• **What you need to do**: In the listing below, pick out lines with "Большая".

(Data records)
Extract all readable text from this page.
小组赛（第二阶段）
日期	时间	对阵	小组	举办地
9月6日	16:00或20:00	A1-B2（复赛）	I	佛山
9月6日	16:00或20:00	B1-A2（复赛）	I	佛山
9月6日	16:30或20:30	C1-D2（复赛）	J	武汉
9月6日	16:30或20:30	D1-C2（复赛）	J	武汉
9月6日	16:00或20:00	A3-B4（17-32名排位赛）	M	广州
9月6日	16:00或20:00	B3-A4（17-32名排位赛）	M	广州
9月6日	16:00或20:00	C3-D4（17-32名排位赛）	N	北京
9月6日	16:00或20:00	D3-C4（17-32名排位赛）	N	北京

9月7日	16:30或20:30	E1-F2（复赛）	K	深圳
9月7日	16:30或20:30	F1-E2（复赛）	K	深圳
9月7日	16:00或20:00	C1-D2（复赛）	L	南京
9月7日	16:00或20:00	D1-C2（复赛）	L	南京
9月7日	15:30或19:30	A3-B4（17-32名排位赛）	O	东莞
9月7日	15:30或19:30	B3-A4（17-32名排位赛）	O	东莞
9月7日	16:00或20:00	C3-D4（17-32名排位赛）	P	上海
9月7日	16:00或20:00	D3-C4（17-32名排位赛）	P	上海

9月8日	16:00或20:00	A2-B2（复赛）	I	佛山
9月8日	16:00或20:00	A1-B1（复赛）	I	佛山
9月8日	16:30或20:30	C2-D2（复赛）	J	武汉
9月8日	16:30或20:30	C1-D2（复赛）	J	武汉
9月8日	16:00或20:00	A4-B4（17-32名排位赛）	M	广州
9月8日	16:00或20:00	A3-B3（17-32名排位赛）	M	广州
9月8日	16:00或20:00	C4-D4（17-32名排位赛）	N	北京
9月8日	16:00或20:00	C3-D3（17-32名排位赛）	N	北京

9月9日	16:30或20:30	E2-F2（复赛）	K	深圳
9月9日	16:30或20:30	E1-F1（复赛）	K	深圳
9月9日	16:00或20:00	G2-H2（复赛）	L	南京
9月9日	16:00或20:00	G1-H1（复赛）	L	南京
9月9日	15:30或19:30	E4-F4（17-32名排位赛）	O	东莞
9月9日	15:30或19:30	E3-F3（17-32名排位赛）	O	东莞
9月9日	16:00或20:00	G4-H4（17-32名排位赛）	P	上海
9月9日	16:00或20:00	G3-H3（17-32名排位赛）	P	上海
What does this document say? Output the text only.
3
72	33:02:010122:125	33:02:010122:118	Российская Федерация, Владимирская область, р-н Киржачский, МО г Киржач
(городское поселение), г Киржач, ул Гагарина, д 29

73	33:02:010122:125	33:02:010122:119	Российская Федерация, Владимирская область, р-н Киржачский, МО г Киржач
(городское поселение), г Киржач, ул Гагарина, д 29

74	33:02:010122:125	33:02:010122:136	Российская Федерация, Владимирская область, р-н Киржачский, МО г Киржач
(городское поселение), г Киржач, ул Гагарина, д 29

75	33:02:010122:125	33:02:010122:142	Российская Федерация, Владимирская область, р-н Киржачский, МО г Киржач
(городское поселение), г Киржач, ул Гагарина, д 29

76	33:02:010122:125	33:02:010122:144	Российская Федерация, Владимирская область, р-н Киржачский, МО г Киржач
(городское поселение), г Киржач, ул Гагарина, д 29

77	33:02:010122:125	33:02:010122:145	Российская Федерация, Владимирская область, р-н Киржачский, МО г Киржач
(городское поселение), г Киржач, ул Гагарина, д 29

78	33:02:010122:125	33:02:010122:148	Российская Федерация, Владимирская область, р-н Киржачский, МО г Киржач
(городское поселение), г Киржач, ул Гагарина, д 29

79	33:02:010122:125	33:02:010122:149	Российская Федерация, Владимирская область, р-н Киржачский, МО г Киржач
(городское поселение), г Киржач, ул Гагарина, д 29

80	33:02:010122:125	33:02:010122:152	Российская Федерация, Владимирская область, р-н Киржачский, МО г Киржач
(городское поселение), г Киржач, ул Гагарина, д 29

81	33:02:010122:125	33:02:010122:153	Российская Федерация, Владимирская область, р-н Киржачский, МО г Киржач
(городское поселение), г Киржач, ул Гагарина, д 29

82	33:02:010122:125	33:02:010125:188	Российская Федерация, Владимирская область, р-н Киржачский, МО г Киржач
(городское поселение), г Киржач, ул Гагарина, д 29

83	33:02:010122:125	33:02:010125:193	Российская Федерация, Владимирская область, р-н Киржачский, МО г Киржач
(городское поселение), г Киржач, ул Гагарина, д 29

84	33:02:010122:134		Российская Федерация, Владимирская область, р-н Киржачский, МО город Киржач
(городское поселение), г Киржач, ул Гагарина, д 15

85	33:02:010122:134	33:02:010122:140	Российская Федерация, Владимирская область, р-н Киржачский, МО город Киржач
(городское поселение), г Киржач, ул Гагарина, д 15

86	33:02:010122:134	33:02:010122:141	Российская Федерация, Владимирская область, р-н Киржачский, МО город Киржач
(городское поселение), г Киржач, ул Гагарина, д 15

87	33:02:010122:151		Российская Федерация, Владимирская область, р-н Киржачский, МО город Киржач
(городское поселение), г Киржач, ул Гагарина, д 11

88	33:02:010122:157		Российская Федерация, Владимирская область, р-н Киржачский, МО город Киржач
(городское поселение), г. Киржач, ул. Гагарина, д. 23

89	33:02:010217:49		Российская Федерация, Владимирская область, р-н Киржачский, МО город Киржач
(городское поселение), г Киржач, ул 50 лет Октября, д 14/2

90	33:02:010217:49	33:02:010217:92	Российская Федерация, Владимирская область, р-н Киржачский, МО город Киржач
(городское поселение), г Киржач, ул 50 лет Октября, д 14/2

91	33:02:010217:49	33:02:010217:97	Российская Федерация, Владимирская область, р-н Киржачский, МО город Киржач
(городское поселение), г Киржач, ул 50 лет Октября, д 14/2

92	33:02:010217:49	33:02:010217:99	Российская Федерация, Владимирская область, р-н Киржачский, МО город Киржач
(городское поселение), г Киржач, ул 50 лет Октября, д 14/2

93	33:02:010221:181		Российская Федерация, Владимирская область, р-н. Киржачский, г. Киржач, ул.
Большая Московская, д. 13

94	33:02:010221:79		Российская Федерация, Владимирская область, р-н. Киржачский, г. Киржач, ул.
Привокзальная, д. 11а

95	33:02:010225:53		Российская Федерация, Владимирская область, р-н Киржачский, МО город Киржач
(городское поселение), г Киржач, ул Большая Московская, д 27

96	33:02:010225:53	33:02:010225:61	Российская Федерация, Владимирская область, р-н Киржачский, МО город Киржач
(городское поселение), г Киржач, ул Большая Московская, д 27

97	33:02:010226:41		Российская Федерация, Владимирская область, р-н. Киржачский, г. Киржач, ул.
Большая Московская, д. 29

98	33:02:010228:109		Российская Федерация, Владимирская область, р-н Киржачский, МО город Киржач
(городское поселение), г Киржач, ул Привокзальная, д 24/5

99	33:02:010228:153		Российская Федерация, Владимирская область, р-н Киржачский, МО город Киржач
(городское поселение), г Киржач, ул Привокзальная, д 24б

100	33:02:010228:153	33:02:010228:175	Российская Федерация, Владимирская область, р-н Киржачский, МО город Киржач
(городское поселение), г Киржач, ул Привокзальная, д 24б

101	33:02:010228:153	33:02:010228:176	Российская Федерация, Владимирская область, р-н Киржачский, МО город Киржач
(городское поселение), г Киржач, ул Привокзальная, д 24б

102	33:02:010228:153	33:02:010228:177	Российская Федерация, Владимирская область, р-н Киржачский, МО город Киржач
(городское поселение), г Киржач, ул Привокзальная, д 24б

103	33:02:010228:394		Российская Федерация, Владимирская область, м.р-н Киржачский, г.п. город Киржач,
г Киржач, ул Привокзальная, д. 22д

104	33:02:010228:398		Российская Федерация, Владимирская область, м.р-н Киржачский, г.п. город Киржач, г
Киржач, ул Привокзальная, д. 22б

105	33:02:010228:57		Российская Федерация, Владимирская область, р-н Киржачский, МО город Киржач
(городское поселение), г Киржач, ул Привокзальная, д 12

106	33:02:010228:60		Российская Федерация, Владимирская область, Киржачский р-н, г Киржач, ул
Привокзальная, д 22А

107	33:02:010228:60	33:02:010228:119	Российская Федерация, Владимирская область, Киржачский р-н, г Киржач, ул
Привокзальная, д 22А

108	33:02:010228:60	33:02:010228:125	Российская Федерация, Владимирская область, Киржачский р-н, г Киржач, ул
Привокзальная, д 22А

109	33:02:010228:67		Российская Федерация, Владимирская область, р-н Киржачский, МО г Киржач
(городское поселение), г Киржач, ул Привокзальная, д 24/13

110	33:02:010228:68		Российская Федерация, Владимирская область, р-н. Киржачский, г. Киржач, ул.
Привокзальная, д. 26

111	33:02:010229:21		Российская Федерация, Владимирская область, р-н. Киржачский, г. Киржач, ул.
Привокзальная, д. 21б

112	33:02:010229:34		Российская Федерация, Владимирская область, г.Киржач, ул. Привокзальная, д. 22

• **Answer below**:
Большая Московская, д. 13
(городское поселение), г Киржач, ул Большая Московская, д 27
(городское поселение), г Киржач, ул Большая Московская, д 27
Большая Московская, д. 29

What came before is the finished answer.